++++ Supplied records ++++

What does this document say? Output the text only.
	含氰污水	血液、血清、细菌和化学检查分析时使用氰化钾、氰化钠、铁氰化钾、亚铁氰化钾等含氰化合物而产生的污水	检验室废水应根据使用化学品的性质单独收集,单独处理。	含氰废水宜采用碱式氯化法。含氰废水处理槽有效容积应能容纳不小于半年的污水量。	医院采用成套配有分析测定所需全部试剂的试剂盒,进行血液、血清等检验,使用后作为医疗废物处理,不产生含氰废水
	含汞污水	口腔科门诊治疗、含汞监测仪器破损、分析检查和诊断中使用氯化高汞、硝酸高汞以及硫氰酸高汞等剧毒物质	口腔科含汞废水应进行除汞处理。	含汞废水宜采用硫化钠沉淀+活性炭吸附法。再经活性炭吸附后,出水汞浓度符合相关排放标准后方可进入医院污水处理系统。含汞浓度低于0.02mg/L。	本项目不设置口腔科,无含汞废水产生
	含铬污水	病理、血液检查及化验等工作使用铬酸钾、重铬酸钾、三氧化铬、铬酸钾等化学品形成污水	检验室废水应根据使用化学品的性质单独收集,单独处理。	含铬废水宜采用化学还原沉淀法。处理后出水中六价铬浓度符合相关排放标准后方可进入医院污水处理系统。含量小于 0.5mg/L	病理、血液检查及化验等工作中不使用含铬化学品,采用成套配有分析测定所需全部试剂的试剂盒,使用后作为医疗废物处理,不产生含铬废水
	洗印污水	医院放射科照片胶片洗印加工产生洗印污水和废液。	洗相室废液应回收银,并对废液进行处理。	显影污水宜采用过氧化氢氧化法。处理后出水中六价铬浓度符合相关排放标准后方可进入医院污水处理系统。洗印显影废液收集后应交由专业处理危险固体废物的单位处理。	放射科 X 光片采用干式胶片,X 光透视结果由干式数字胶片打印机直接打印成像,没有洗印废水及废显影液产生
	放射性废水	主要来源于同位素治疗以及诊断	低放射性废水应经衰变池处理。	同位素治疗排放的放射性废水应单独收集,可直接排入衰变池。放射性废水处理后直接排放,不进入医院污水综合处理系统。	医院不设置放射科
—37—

++++

→ **Short task**:
All of the records must be retyped exactly as they are.

→ **In response**:
What does this document say? Output the text only.
	含氰污水	血液、血清、细菌和化学检查分析时使用氰化钾、氰化钠、铁氰化钾、亚铁氰化钾等含氰化合物而产生的污水	检验室废水应根据使用化学品的性质单独收集,单独处理。	含氰废水宜采用碱式氯化法。含氰废水处理槽有效容积应能容纳不小于半年的污水量。	医院采用成套配有分析测定所需全部试剂的试剂盒,进行血液、血清等检验,使用后作为医疗废物处理,不产生含氰废水
	含汞污水	口腔科门诊治疗、含汞监测仪器破损、分析检查和诊断中使用氯化高汞、硝酸高汞以及硫氰酸高汞等剧毒物质	口腔科含汞废水应进行除汞处理。	含汞废水宜采用硫化钠沉淀+活性炭吸附法。再经活性炭吸附后,出水汞浓度符合相关排放标准后方可进入医院污水处理系统。含汞浓度低于0.02mg/L。	本项目不设置口腔科,无含汞废水产生
	含铬污水	病理、血液检查及化验等工作使用铬酸钾、重铬酸钾、三氧化铬、铬酸钾等化学品形成污水	检验室废水应根据使用化学品的性质单独收集,单独处理。	含铬废水宜采用化学还原沉淀法。处理后出水中六价铬浓度符合相关排放标准后方可进入医院污水处理系统。含量小于 0.5mg/L	病理、血液检查及化验等工作中不使用含铬化学品,采用成套配有分析测定所需全部试剂的试剂盒,使用后作为医疗废物处理,不产生含铬废水
	洗印污水	医院放射科照片胶片洗印加工产生洗印污水和废液。	洗相室废液应回收银,并对废液进行处理。	显影污水宜采用过氧化氢氧化法。处理后出水中六价铬浓度符合相关排放标准后方可进入医院污水处理系统。洗印显影废液收集后应交由专业处理危险固体废物的单位处理。	放射科 X 光片采用干式胶片,X 光透视结果由干式数字胶片打印机直接打印成像,没有洗印废水及废显影液产生
	放射性废水	主要来源于同位素治疗以及诊断	低放射性废水应经衰变池处理。	同位素治疗排放的放射性废水应单独收集,可直接排入衰变池。放射性废水处理后直接排放,不进入医院污水综合处理系统。	医院不设置放射科
—37—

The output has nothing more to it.